### SUPPLIED INFORMATION
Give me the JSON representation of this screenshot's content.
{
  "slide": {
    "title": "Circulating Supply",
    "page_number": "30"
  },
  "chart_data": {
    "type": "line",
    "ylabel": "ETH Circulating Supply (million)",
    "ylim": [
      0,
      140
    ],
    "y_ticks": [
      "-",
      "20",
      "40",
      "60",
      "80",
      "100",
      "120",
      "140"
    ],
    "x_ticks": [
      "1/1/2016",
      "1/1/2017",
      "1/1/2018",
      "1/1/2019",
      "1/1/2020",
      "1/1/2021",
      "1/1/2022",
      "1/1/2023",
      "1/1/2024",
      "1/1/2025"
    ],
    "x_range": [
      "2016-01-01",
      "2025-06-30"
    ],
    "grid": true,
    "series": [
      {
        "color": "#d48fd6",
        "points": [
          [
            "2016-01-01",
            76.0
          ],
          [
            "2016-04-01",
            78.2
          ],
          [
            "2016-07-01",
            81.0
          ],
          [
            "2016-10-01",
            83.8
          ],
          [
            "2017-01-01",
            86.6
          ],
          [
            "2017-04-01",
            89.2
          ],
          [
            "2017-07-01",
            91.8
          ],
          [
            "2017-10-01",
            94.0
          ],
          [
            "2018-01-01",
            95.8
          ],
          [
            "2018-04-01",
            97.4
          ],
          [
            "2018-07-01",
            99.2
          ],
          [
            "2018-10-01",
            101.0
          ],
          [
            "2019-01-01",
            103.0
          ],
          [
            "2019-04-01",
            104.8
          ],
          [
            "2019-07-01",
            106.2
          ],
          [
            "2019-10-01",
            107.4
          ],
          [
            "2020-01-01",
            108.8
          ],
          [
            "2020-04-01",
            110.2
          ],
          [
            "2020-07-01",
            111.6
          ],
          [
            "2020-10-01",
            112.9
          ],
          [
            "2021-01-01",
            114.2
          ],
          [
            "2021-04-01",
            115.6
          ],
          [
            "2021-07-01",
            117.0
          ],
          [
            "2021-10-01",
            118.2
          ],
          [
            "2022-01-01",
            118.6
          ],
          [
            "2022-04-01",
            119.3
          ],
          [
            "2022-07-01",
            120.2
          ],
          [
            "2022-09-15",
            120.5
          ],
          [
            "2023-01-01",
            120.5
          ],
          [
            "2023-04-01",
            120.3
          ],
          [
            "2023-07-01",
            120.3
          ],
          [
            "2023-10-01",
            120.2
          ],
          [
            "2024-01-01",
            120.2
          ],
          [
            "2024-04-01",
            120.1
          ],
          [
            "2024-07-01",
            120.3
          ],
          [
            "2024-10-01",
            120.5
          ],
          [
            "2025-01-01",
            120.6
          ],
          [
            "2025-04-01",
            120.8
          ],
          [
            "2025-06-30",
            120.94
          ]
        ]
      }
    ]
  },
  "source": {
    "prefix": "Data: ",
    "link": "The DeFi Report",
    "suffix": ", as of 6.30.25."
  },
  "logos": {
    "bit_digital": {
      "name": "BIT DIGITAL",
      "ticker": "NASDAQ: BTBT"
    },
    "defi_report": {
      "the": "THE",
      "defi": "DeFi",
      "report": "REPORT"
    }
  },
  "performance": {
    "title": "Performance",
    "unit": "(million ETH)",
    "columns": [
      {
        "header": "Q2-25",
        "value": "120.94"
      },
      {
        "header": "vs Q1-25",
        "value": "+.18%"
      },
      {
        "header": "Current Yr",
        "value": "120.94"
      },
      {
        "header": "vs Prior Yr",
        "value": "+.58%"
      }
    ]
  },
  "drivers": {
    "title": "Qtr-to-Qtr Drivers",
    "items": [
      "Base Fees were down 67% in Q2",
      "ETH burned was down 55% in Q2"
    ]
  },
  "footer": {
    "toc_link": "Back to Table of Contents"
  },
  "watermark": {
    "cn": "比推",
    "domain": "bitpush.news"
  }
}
######
== EXERCISE DIRECTIONS ==
Return only the count of lines in the records that hold the word "title".

== WRITTEN RESPONSE ==
3